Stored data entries
· · · · ·

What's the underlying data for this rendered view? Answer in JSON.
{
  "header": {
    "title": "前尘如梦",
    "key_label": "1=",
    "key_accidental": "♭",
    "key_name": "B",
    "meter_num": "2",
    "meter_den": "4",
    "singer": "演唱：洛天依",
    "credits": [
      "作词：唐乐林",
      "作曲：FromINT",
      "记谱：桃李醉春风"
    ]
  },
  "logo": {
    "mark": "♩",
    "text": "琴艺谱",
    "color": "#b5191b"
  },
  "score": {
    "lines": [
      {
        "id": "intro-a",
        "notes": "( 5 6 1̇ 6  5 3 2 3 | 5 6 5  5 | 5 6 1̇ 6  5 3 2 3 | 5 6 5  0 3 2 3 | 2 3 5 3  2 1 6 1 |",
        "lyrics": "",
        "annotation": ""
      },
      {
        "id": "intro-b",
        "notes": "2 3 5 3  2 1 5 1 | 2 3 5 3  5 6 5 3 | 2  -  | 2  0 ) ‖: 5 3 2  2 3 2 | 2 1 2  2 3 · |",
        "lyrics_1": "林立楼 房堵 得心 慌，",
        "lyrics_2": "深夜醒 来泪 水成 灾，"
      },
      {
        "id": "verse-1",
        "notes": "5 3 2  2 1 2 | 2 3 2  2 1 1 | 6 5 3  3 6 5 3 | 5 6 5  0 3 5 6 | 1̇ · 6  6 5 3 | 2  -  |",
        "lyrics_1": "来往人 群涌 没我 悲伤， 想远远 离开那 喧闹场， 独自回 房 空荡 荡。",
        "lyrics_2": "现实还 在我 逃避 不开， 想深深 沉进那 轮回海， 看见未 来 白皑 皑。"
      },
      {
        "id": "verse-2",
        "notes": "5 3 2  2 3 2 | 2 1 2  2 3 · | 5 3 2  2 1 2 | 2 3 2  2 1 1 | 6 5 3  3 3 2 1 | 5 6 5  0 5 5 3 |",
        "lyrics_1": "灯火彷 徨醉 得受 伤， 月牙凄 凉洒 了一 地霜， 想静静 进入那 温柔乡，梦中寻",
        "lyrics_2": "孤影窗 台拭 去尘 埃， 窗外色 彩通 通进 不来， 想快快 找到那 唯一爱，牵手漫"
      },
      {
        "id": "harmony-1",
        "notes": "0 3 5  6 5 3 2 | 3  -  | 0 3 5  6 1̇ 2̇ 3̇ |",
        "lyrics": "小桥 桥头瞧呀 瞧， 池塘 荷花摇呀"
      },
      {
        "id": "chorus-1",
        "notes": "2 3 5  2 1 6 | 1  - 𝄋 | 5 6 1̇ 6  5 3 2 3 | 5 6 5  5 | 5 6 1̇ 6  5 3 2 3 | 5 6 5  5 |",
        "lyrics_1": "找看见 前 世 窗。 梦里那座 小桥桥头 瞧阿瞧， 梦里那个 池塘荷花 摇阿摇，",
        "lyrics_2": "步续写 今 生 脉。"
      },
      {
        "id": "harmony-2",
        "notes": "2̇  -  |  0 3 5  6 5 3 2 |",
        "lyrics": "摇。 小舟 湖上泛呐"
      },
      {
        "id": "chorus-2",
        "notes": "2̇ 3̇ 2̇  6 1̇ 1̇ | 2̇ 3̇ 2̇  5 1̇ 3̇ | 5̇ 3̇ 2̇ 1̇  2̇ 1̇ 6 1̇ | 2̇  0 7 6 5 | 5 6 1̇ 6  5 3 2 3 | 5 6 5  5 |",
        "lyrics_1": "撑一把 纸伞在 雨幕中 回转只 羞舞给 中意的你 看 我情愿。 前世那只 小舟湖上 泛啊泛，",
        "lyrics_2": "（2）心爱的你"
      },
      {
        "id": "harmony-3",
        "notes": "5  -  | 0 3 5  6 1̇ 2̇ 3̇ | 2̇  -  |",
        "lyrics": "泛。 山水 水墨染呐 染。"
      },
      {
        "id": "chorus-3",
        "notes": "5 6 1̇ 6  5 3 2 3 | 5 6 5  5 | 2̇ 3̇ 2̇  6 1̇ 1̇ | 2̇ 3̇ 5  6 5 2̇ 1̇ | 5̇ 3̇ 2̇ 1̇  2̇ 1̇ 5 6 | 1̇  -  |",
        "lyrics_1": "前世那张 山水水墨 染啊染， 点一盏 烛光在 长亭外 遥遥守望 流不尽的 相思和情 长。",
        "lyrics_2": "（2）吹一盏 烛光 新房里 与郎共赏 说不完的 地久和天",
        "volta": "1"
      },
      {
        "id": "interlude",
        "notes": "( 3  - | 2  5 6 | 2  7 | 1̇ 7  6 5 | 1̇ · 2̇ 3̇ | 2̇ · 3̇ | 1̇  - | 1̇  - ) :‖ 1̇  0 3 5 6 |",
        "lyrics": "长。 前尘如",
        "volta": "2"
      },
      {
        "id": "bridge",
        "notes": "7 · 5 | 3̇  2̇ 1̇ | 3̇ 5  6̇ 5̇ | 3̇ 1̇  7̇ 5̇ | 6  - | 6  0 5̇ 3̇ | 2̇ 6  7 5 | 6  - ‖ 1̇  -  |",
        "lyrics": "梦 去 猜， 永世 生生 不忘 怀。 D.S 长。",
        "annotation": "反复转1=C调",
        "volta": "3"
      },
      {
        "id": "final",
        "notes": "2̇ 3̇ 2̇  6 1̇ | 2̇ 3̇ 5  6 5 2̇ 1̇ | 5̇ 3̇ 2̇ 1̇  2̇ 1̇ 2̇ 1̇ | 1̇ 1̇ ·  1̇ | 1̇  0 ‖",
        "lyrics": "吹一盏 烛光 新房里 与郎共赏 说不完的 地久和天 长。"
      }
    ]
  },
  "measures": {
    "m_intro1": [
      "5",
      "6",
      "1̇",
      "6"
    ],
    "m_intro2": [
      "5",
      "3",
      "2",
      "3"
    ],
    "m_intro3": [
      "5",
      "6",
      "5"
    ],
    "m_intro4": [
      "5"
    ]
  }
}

· · · · ·

[SHORT EXERCISE]:
Note how many lines of the material contain the string "与郎共赏". Then report that number by itself.

[RESULT]:
2